Dataset entries:
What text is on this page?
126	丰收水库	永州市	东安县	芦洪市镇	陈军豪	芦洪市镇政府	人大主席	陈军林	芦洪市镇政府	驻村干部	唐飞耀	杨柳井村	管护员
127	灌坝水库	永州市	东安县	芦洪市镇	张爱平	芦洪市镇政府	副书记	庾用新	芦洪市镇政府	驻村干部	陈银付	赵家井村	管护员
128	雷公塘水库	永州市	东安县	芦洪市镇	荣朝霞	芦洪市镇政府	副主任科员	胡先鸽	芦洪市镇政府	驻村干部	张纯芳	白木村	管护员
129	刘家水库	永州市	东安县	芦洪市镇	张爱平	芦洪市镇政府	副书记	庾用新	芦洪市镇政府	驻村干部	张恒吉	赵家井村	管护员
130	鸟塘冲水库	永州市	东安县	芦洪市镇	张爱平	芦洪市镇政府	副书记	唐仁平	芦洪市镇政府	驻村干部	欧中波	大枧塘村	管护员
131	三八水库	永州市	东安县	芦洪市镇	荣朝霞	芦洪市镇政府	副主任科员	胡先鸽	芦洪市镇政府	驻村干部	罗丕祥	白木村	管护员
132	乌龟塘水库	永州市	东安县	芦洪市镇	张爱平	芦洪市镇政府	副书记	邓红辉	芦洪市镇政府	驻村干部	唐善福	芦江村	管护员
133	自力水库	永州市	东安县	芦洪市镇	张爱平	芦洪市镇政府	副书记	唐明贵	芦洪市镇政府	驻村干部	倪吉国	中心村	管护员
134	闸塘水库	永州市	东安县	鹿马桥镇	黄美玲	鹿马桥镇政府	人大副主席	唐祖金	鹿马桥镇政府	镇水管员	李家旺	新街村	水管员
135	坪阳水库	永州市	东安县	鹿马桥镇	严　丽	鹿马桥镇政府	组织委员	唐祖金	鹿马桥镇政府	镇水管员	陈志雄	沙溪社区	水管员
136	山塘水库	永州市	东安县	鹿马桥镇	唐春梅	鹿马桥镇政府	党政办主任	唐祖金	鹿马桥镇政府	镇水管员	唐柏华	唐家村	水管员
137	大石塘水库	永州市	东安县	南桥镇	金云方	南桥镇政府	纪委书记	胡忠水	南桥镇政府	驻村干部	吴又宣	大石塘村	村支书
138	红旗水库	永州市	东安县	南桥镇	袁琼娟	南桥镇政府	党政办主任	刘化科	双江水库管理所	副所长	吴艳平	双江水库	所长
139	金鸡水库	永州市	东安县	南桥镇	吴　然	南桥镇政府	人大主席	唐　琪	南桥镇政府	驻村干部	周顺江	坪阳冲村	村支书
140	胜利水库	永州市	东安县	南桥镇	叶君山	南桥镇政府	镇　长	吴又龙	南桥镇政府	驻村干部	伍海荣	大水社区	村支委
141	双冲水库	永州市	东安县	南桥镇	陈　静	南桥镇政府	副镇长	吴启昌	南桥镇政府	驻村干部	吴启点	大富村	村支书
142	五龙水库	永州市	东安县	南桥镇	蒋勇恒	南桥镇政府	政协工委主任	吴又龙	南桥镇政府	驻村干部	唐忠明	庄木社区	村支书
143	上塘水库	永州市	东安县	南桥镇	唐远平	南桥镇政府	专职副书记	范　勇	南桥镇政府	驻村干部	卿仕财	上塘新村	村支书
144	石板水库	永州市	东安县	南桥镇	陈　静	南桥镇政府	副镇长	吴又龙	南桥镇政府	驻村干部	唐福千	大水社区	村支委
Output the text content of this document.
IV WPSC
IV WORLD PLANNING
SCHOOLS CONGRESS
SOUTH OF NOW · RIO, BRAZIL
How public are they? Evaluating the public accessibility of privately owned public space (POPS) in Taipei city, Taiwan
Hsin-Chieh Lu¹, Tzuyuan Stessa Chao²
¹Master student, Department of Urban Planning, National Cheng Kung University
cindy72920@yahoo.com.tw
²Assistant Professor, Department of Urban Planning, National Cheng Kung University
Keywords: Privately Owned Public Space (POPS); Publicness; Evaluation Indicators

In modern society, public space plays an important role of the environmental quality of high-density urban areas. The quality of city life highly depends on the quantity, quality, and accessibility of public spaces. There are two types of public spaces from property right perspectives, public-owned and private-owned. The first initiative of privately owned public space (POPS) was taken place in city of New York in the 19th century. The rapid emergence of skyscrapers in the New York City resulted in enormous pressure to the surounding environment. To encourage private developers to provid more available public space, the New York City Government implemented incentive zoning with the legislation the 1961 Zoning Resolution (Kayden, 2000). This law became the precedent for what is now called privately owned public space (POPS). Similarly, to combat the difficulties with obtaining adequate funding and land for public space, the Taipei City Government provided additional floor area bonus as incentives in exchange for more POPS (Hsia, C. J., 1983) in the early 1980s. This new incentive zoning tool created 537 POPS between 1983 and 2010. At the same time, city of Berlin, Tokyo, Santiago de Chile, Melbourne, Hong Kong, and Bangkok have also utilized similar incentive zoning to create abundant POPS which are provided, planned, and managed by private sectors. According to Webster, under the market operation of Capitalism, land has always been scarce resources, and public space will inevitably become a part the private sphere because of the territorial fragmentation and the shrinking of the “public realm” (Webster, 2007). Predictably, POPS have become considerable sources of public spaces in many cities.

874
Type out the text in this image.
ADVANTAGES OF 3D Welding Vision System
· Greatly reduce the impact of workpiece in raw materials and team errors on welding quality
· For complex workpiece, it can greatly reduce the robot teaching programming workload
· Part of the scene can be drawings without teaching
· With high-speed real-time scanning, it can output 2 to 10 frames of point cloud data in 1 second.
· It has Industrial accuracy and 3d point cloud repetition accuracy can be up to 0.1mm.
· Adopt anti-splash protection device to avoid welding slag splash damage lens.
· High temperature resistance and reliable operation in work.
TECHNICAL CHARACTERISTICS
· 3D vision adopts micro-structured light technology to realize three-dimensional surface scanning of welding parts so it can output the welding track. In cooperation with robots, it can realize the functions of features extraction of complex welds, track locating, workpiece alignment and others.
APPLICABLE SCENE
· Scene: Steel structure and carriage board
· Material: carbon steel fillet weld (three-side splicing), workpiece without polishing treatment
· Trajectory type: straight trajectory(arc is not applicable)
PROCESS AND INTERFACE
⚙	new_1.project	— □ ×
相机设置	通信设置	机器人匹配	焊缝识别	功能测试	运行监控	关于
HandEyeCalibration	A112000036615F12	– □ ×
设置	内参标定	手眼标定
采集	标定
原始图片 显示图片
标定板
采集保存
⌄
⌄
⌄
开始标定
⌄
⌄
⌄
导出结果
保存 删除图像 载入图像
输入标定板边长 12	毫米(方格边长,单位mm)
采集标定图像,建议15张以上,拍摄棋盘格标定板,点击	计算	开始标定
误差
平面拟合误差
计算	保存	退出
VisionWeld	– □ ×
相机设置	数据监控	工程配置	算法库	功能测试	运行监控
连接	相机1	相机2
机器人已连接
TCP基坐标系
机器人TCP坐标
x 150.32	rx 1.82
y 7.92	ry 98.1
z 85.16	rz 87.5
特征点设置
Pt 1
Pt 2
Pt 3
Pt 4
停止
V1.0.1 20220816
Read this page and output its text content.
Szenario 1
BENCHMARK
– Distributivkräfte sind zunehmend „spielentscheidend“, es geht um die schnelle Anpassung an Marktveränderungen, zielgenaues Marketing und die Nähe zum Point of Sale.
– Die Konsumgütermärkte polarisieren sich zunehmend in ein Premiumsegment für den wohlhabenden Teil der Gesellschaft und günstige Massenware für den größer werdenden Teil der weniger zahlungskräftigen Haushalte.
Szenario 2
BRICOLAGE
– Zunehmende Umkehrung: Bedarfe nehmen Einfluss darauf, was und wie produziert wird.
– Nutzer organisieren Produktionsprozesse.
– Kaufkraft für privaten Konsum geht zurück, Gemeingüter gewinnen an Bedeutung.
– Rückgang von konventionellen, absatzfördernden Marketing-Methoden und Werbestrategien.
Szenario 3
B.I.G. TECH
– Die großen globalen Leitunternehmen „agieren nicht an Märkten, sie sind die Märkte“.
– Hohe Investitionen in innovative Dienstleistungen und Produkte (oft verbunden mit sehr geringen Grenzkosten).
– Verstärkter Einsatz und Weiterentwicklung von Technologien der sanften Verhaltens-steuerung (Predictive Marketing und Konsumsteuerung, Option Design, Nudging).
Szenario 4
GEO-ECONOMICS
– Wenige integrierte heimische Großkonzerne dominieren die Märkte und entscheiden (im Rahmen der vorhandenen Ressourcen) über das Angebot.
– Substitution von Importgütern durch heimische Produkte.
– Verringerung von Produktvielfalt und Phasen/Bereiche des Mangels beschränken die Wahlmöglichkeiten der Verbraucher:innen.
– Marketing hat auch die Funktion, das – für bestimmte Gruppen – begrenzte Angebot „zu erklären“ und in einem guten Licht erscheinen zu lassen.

What you should do: Count the lines of these entries that hold the string "副主任科员", and give only that number.

Completed exercise: 2